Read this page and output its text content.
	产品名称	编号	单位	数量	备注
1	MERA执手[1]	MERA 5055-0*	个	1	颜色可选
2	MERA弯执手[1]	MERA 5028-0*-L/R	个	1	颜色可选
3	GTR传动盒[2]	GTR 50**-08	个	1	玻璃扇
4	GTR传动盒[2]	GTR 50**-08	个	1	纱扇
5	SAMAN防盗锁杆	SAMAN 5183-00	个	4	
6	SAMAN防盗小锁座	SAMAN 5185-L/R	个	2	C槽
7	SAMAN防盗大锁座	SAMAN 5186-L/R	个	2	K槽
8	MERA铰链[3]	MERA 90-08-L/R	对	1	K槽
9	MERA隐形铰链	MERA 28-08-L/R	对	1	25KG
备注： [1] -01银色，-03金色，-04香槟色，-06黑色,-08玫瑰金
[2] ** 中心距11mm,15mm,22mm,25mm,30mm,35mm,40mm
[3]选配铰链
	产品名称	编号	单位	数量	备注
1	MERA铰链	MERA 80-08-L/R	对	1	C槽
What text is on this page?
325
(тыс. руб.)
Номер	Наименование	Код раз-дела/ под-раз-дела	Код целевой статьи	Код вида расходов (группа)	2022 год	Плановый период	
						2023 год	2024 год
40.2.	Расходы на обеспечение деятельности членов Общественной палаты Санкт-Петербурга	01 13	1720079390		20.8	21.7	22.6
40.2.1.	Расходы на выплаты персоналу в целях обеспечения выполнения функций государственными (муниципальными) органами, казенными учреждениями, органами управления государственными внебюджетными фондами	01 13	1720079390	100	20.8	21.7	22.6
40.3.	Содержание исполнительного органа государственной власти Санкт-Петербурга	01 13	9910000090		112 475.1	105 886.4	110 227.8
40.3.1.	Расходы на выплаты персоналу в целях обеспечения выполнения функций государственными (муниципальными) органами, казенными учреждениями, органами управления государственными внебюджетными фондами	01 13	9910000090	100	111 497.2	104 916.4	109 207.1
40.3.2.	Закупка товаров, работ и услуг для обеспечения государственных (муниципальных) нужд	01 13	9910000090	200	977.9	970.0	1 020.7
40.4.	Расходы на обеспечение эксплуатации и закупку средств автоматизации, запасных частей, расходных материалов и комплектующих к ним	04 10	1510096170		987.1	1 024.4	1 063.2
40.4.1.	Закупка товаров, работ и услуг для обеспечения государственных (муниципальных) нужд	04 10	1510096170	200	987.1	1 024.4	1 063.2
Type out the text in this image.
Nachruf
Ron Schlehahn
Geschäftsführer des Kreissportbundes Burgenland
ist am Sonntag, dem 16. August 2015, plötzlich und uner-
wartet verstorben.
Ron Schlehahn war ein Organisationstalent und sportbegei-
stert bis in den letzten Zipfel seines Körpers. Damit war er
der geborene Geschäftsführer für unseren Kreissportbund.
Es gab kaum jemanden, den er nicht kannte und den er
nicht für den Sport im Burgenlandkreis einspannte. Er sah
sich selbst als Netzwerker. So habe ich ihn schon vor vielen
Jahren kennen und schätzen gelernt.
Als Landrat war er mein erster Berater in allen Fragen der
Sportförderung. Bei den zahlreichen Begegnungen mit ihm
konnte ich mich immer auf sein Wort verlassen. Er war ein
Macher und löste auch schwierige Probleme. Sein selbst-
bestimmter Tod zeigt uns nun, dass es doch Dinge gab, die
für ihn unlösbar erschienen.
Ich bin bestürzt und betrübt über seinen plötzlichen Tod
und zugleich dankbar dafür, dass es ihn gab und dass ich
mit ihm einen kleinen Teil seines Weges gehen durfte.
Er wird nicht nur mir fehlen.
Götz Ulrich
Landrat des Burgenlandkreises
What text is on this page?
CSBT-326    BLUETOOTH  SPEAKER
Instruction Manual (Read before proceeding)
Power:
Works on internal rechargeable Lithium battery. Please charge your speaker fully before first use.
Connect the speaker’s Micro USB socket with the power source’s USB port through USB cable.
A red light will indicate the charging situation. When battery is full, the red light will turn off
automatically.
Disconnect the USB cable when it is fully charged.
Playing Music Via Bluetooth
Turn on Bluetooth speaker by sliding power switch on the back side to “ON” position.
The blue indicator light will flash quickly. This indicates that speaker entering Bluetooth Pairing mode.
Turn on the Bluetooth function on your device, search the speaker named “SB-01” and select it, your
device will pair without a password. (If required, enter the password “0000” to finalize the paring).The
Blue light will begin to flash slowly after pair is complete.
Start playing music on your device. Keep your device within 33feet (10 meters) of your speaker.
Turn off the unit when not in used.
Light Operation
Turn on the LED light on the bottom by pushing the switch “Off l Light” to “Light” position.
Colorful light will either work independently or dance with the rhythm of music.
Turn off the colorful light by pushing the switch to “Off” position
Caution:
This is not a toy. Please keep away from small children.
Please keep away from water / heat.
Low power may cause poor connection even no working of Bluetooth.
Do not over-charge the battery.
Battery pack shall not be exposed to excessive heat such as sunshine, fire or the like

_ _ _

* **WHAT THE TASK REQUIRES**: Copy each line above that contains the word "away".

* **SOLUTION TO THIS TASK**:
This is not a toy. Please keep away from small children.
Please keep away from water / heat.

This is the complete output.